- GIVEN EXERCISE -
Reproduce each record below exactly as written.

- PROVIDED MATERIAL -
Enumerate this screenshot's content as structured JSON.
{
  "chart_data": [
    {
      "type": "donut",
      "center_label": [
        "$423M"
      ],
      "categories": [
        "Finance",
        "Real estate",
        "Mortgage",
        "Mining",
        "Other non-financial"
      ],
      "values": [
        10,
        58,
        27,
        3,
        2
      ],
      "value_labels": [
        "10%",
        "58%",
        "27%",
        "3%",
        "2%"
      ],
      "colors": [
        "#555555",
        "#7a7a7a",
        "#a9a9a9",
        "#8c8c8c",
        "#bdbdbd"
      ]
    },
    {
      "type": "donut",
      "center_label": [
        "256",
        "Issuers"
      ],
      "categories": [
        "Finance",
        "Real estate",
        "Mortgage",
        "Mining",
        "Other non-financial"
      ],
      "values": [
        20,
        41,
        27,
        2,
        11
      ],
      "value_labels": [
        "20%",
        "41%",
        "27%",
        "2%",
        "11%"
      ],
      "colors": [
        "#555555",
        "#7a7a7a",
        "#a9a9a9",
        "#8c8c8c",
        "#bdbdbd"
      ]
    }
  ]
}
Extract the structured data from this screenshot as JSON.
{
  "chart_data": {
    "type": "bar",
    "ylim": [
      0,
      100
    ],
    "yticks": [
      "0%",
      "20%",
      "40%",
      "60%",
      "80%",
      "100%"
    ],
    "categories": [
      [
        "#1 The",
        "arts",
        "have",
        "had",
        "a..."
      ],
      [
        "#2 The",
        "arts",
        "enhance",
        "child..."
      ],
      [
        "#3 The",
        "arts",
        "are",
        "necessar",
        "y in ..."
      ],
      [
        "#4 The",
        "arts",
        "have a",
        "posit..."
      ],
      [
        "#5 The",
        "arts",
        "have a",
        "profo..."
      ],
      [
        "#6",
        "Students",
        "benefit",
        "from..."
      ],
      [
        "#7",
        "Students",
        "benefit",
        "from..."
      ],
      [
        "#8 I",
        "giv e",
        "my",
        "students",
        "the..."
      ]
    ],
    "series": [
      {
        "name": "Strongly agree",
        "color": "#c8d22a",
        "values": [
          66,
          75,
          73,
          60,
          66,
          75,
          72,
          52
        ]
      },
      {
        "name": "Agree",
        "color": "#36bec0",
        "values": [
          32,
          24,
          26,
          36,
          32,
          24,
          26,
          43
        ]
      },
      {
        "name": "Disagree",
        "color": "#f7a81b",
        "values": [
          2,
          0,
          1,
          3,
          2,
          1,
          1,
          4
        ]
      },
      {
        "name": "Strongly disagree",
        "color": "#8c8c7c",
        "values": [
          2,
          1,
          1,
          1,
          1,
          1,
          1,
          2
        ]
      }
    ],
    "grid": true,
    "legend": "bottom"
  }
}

- TASK ANSWER -
Enumerate this screenshot's content as structured JSON.
{
  "chart_data": [
    {
      "type": "donut",
      "center_label": [
        "$423M"
      ],
      "categories": [
        "Finance",
        "Real estate",
        "Mortgage",
        "Mining",
        "Other non-financial"
      ],
      "values": [
        10,
        58,
        27,
        3,
        2
      ],
      "value_labels": [
        "10%",
        "58%",
        "27%",
        "3%",
        "2%"
      ],
      "colors": [
        "#555555",
        "#7a7a7a",
        "#a9a9a9",
        "#8c8c8c",
        "#bdbdbd"
      ]
    },
    {
      "type": "donut",
      "center_label": [
        "256",
        "Issuers"
      ],
      "categories": [
        "Finance",
        "Real estate",
        "Mortgage",
        "Mining",
        "Other non-financial"
      ],
      "values": [
        20,
        41,
        27,
        2,
        11
      ],
      "value_labels": [
        "20%",
        "41%",
        "27%",
        "2%",
        "11%"
      ],
      "colors": [
        "#555555",
        "#7a7a7a",
        "#a9a9a9",
        "#8c8c8c",
        "#bdbdbd"
      ]
    }
  ]
}
Extract the structured data from this screenshot as JSON.
{
  "chart_data": {
    "type": "bar",
    "ylim": [
      0,
      100
    ],
    "yticks": [
      "0%",
      "20%",
      "40%",
      "60%",
      "80%",
      "100%"
    ],
    "categories": [
      [
        "#1 The",
        "arts",
        "have",
        "had",
        "a..."
      ],
      [
        "#2 The",
        "arts",
        "enhance",
        "child..."
      ],
      [
        "#3 The",
        "arts",
        "are",
        "necessar",
        "y in ..."
      ],
      [
        "#4 The",
        "arts",
        "have a",
        "posit..."
      ],
      [
        "#5 The",
        "arts",
        "have a",
        "profo..."
      ],
      [
        "#6",
        "Students",
        "benefit",
        "from..."
      ],
      [
        "#7",
        "Students",
        "benefit",
        "from..."
      ],
      [
        "#8 I",
        "giv e",
        "my",
        "students",
        "the..."
      ]
    ],
    "series": [
      {
        "name": "Strongly agree",
        "color": "#c8d22a",
        "values": [
          66,
          75,
          73,
          60,
          66,
          75,
          72,
          52
        ]
      },
      {
        "name": "Agree",
        "color": "#36bec0",
        "values": [
          32,
          24,
          26,
          36,
          32,
          24,
          26,
          43
        ]
      },
      {
        "name": "Disagree",
        "color": "#f7a81b",
        "values": [
          2,
          0,
          1,
          3,
          2,
          1,
          1,
          4
        ]
      },
      {
        "name": "Strongly disagree",
        "color": "#8c8c7c",
        "values": [
          2,
          1,
          1,
          1,
          1,
          1,
          1,
          2
        ]
      }
    ],
    "grid": true,
    "legend": "bottom"
  }
}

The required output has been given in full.